***** Given records

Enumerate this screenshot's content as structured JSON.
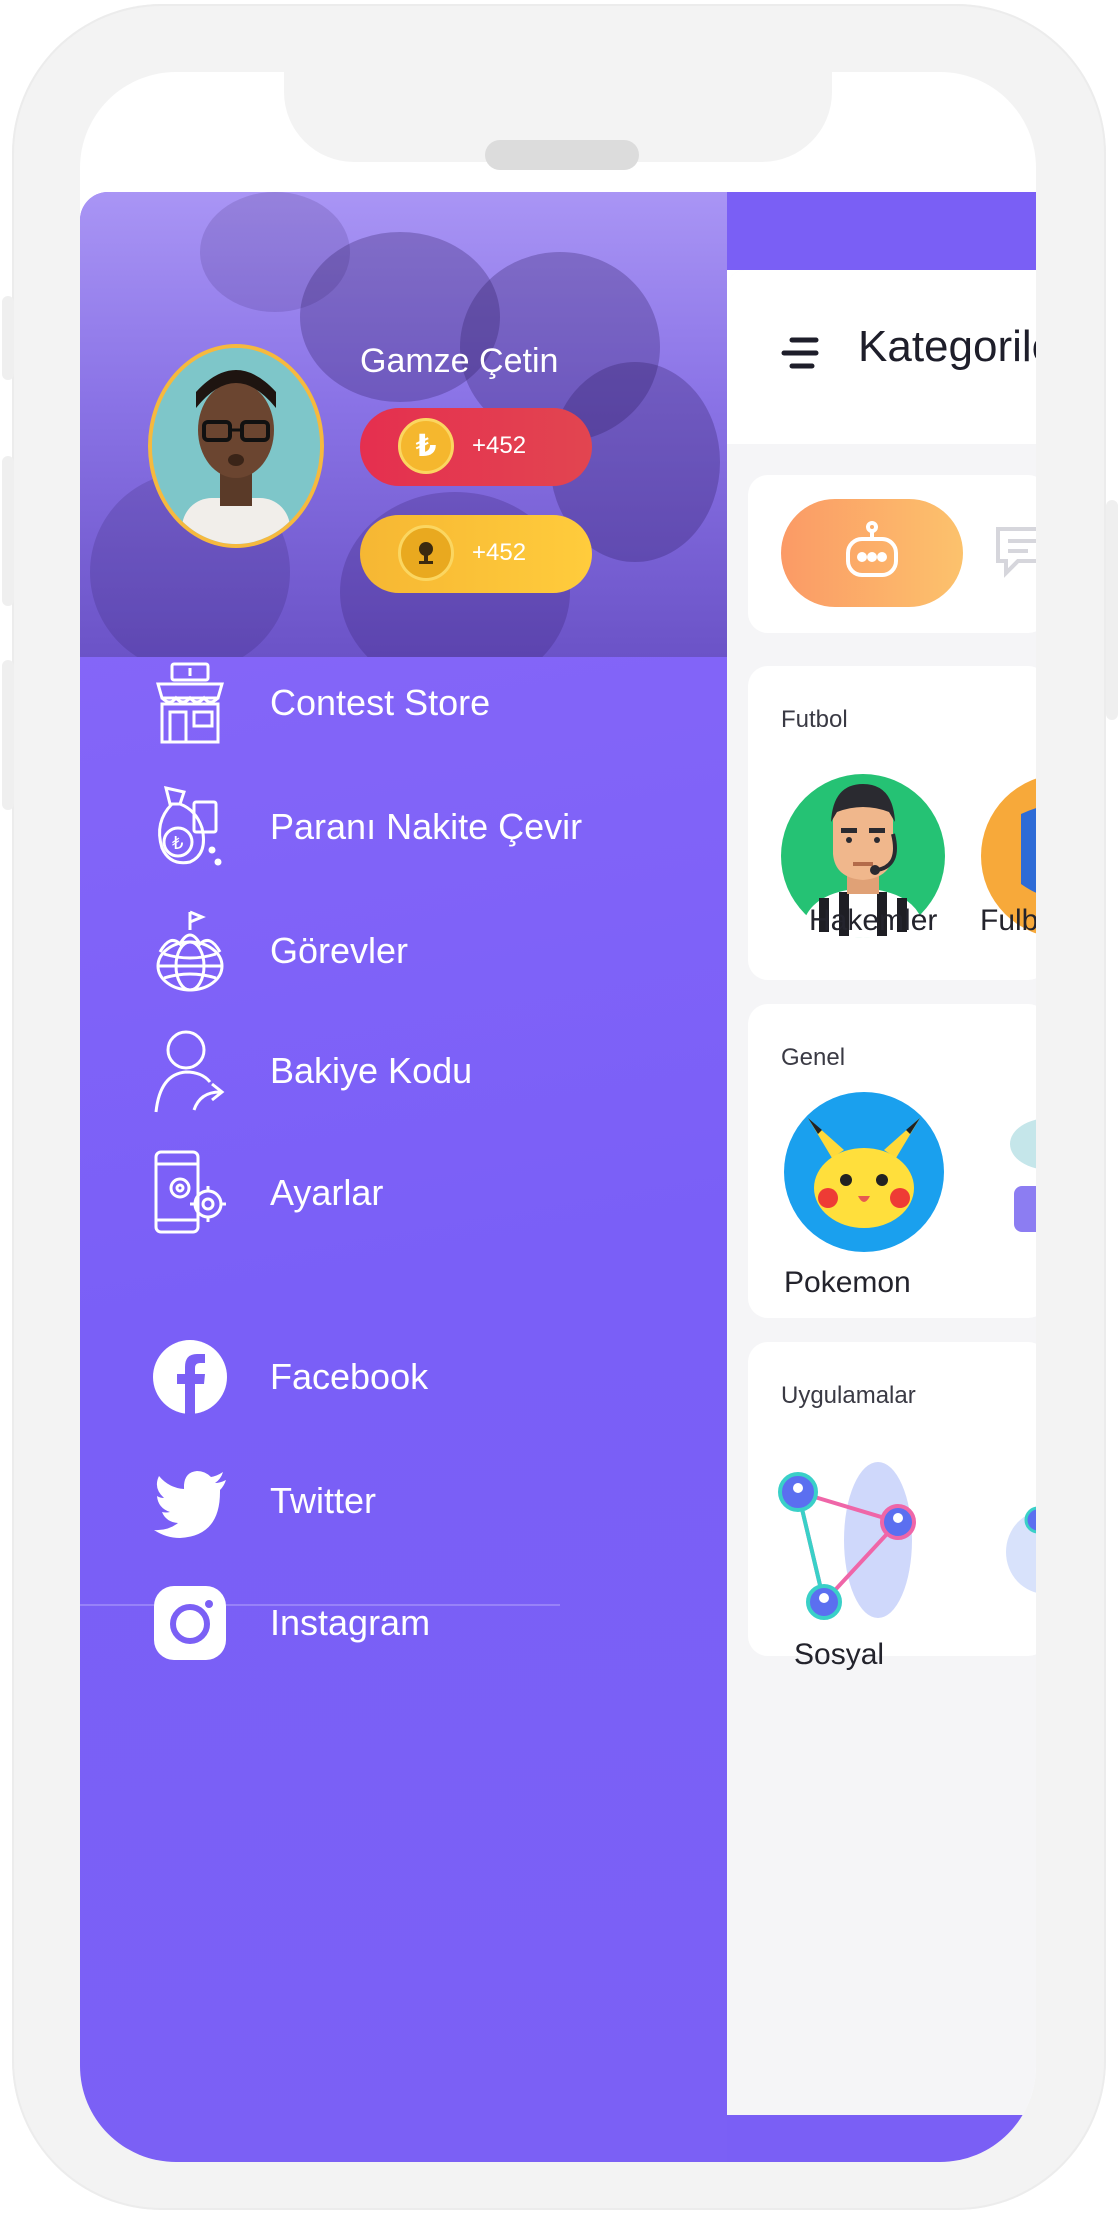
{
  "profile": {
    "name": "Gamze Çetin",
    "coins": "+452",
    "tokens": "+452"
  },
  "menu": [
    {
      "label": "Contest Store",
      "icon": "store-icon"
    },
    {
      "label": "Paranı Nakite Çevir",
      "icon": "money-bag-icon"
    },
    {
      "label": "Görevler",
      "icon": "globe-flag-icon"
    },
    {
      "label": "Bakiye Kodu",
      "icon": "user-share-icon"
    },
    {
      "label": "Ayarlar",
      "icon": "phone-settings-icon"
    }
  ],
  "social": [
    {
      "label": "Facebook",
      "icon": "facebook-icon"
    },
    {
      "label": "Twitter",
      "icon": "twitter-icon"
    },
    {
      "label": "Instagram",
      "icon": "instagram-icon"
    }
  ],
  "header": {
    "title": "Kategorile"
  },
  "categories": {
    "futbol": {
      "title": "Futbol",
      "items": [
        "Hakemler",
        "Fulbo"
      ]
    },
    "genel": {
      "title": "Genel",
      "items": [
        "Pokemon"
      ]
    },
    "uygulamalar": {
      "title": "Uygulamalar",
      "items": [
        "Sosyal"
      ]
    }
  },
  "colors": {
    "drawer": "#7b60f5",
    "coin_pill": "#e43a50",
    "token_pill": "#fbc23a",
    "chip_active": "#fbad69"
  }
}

**********

* [Goal]:
Your copy of the data above should match it exactly, except that pictures are left out.

* [Answer below]:
Enumerate this screenshot's content as structured JSON.
{
  "profile": {
    "name": "Gamze Çetin",
    "coins": "+452",
    "tokens": "+452"
  },
  "menu": [
    {
      "label": "Contest Store",
      "icon": "store-icon"
    },
    {
      "label": "Paranı Nakite Çevir",
      "icon": "money-bag-icon"
    },
    {
      "label": "Görevler",
      "icon": "globe-flag-icon"
    },
    {
      "label": "Bakiye Kodu",
      "icon": "user-share-icon"
    },
    {
      "label": "Ayarlar",
      "icon": "phone-settings-icon"
    }
  ],
  "social": [
    {
      "label": "Facebook",
      "icon": "facebook-icon"
    },
    {
      "label": "Twitter",
      "icon": "twitter-icon"
    },
    {
      "label": "Instagram",
      "icon": "instagram-icon"
    }
  ],
  "header": {
    "title": "Kategorile"
  },
  "categories": {
    "futbol": {
      "title": "Futbol",
      "items": [
        "Hakemler",
        "Fulbo"
      ]
    },
    "genel": {
      "title": "Genel",
      "items": [
        "Pokemon"
      ]
    },
    "uygulamalar": {
      "title": "Uygulamalar",
      "items": [
        "Sosyal"
      ]
    }
  },
  "colors": {
    "drawer": "#7b60f5",
    "coin_pill": "#e43a50",
    "token_pill": "#fbc23a",
    "chip_active": "#fbad69"
  }
}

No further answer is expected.